__What to do__:
Some lines in the records below may hold the word "JSON"; give the number of those lines and nothing else.

__Provided material__:
•••••
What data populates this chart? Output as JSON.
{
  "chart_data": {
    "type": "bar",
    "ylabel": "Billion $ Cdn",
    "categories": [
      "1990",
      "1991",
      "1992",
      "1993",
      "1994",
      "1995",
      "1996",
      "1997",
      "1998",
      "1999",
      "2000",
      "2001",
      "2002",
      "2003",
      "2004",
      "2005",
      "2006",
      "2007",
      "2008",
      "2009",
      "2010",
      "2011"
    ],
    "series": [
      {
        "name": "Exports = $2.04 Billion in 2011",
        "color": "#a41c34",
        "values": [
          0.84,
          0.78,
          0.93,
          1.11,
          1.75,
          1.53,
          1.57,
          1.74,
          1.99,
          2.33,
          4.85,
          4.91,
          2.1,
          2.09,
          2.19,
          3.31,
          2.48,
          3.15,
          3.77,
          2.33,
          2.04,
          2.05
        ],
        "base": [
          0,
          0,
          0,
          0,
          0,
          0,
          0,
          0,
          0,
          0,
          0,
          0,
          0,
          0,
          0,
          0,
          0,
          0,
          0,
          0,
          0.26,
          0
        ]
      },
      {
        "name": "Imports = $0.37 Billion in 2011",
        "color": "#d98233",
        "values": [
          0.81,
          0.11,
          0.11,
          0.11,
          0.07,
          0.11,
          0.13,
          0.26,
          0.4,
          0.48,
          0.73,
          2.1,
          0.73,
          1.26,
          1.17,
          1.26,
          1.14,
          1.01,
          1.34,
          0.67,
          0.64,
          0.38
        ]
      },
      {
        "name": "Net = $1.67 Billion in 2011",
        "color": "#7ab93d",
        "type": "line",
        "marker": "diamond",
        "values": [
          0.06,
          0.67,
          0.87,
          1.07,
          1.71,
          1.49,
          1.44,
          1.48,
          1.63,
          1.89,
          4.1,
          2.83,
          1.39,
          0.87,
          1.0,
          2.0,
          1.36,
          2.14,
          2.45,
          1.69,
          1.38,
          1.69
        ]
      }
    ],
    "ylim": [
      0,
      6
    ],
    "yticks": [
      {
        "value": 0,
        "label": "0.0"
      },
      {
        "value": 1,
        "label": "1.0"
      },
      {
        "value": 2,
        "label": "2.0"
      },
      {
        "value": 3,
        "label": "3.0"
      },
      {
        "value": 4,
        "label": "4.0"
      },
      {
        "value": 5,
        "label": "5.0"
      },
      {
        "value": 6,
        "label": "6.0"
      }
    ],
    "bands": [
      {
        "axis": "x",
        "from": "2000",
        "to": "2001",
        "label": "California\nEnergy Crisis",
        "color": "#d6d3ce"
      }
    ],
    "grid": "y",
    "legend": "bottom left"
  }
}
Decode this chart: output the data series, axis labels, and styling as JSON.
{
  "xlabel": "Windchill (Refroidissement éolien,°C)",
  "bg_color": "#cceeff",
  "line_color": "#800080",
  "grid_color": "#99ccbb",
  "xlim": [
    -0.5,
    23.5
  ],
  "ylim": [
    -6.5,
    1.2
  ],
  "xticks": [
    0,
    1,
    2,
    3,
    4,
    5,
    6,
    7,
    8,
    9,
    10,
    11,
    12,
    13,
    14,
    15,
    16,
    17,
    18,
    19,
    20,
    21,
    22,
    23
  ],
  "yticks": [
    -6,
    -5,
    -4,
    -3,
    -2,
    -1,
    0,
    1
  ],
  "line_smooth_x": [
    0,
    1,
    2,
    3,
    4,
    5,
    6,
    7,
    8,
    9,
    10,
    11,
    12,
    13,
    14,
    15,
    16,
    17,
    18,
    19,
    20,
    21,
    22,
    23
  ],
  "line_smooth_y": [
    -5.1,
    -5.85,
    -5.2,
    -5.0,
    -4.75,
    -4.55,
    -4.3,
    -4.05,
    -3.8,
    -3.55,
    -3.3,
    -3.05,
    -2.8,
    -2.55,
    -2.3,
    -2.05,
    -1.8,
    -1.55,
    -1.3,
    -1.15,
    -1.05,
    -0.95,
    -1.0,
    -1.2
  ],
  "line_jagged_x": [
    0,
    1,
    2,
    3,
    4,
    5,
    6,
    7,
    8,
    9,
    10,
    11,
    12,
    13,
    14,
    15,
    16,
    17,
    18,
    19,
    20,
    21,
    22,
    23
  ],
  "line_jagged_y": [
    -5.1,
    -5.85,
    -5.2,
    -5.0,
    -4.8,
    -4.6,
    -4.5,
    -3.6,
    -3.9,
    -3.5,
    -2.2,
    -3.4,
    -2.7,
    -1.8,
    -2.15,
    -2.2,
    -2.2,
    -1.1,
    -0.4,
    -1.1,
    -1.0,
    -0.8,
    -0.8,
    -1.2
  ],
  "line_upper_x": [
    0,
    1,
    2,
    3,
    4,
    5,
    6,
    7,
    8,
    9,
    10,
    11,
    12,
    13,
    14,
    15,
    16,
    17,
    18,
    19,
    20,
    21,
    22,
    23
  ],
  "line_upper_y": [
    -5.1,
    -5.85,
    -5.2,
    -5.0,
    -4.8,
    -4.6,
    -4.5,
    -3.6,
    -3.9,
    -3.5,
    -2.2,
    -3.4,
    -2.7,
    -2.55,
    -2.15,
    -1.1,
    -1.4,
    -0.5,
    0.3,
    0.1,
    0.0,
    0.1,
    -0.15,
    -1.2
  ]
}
•••••
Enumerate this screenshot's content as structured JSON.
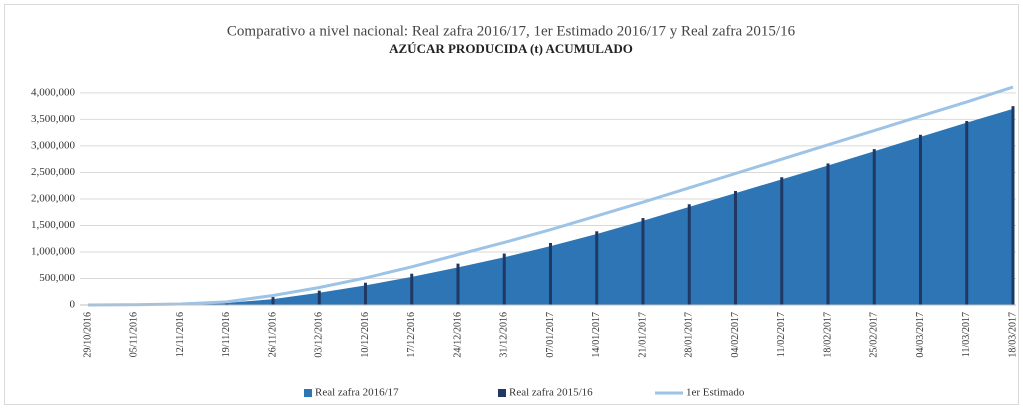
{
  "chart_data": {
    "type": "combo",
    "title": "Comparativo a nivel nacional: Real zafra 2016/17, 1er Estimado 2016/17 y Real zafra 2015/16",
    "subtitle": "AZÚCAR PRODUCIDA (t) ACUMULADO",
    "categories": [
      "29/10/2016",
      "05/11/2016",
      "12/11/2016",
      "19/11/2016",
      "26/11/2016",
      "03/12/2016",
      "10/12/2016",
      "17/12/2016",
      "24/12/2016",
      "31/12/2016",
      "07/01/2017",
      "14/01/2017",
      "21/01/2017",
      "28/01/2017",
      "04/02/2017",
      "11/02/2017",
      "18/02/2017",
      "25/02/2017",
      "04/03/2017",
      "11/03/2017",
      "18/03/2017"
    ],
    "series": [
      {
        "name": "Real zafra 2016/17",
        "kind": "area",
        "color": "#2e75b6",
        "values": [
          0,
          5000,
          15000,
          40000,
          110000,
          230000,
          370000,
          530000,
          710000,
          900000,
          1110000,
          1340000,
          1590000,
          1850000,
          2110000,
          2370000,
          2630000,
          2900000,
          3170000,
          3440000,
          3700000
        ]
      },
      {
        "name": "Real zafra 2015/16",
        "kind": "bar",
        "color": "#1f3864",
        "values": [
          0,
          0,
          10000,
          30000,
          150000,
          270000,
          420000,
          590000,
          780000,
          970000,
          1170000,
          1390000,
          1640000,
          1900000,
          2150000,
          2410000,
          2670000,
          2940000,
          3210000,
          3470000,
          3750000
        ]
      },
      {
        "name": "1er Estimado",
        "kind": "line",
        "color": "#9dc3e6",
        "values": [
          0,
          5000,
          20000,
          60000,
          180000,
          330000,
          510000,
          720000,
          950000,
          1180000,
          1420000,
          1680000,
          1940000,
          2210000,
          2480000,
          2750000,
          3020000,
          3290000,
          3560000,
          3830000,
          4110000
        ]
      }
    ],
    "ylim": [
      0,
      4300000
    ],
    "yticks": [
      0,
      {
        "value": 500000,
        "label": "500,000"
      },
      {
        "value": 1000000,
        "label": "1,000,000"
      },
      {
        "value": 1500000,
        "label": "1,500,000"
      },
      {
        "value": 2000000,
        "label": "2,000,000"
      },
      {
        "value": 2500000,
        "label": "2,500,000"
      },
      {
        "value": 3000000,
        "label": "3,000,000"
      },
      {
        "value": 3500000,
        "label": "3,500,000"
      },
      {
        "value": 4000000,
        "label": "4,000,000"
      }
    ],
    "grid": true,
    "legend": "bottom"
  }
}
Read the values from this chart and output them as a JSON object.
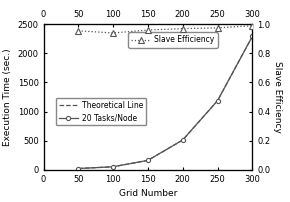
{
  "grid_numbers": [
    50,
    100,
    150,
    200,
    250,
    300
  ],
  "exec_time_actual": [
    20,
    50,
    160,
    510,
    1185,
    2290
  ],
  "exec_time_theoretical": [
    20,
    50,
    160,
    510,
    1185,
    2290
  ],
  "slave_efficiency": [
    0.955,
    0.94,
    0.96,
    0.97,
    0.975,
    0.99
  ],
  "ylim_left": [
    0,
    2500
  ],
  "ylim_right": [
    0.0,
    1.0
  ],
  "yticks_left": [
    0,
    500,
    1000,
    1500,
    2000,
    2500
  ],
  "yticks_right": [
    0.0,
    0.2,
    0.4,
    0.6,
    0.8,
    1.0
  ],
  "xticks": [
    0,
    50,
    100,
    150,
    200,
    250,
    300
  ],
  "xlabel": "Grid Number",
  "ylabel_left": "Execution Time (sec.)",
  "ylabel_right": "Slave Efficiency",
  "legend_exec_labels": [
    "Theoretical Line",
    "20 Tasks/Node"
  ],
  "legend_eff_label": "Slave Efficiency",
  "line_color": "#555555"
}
•••••
__Answer to the problem__:
4